(Stored records)
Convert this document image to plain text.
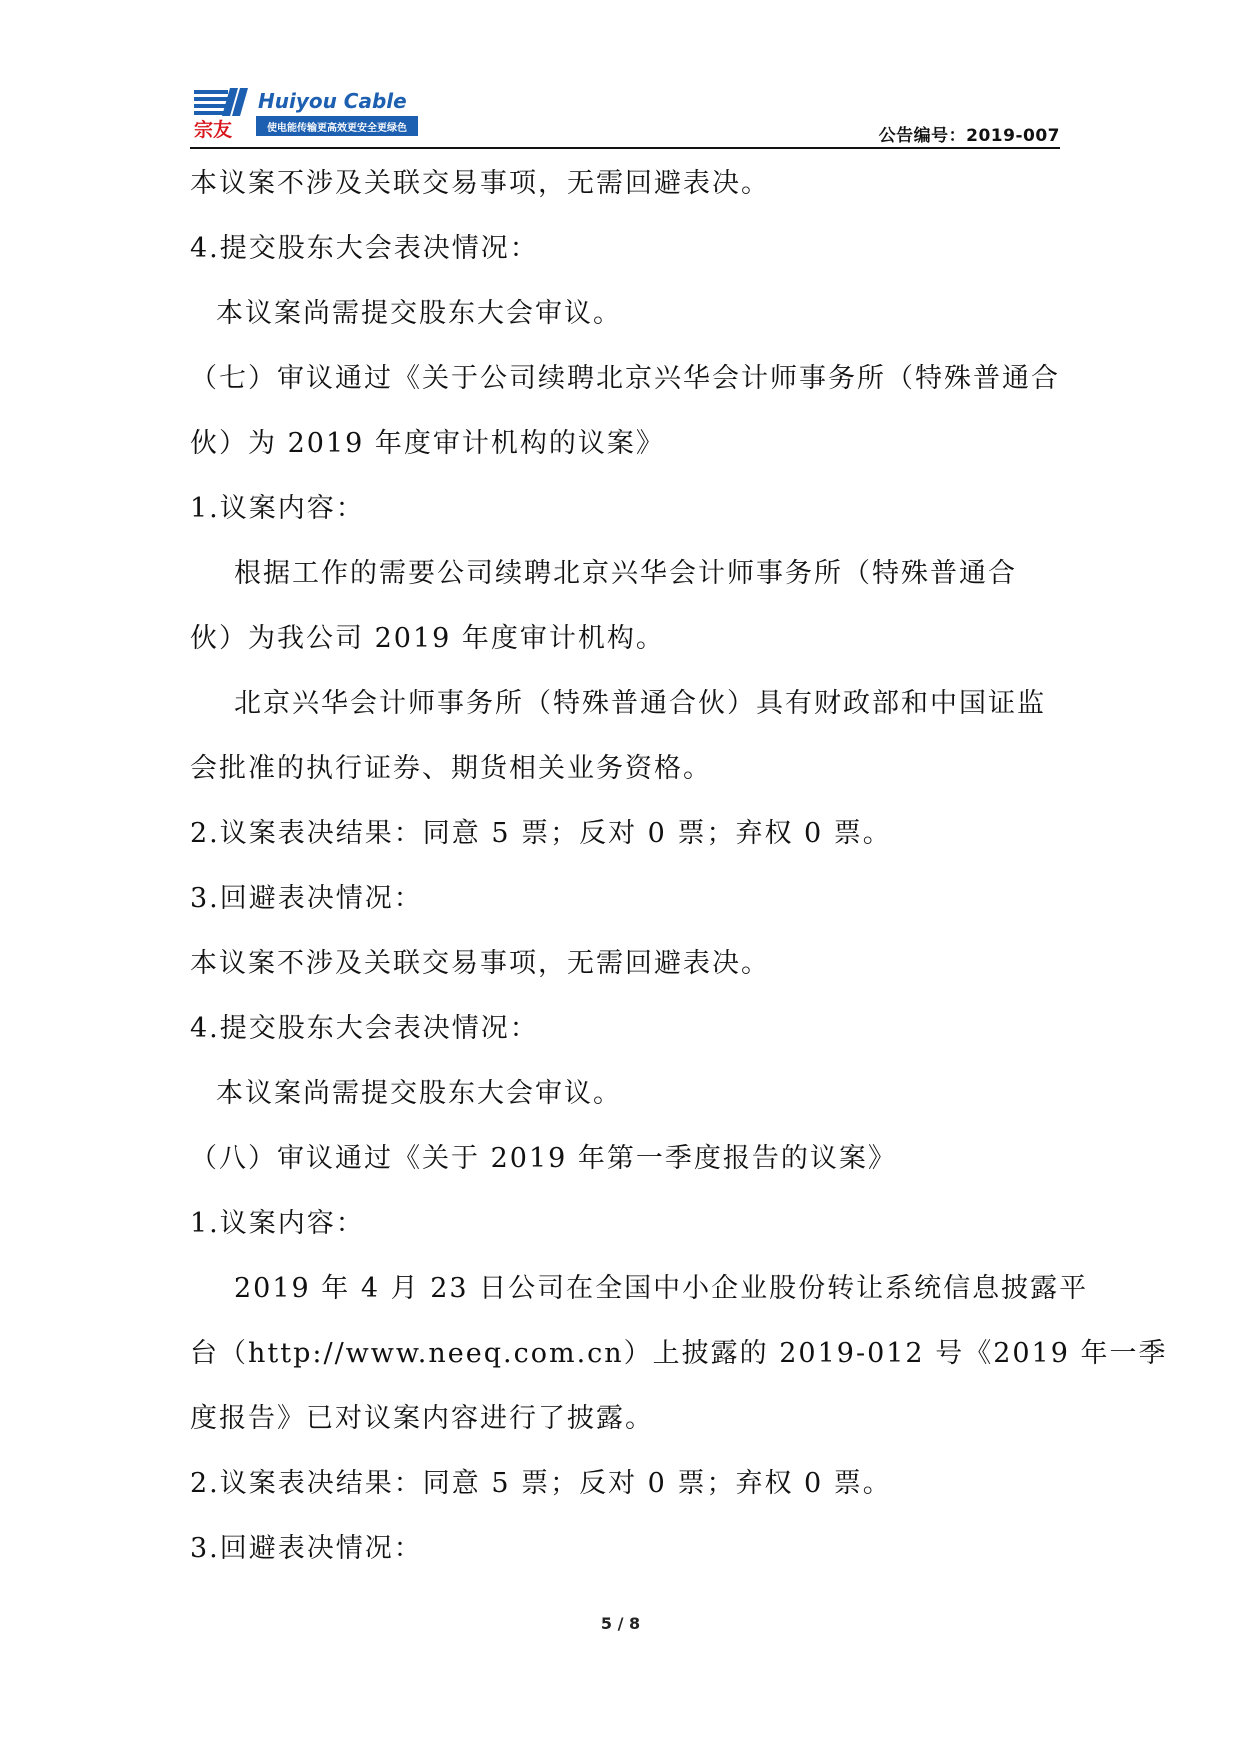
宗友
Huiyou Cable
使电能传输更高效更安全更绿色	公告编号：2019-007
本议案不涉及关联交易事项，无需回避表决。
4.提交股东大会表决情况：
本议案尚需提交股东大会审议。
（七）审议通过《关于公司续聘北京兴华会计师事务所（特殊普通合
伙）为 2019 年度审计机构的议案》
1.议案内容：
根据工作的需要公司续聘北京兴华会计师事务所（特殊普通合
伙）为我公司 2019 年度审计机构。
北京兴华会计师事务所（特殊普通合伙）具有财政部和中国证监
会批准的执行证券、期货相关业务资格。
2.议案表决结果：同意 5 票；反对 0 票；弃权 0 票。
3.回避表决情况：
本议案不涉及关联交易事项，无需回避表决。
4.提交股东大会表决情况：
本议案尚需提交股东大会审议。
（八）审议通过《关于 2019 年第一季度报告的议案》
1.议案内容：
2019 年 4 月 23 日公司在全国中小企业股份转让系统信息披露平
台（http://www.neeq.com.cn）上披露的 2019-012 号《2019 年一季
度报告》已对议案内容进行了披露。
2.议案表决结果：同意 5 票；反对 0 票；弃权 0 票。
3.回避表决情况：
5 / 8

• Work required: Report all lines of the data above that include the string "审议通过".

• Answer to this exercise:
（七）审议通过《关于公司续聘北京兴华会计师事务所（特殊普通合
（八）审议通过《关于 2019 年第一季度报告的议案》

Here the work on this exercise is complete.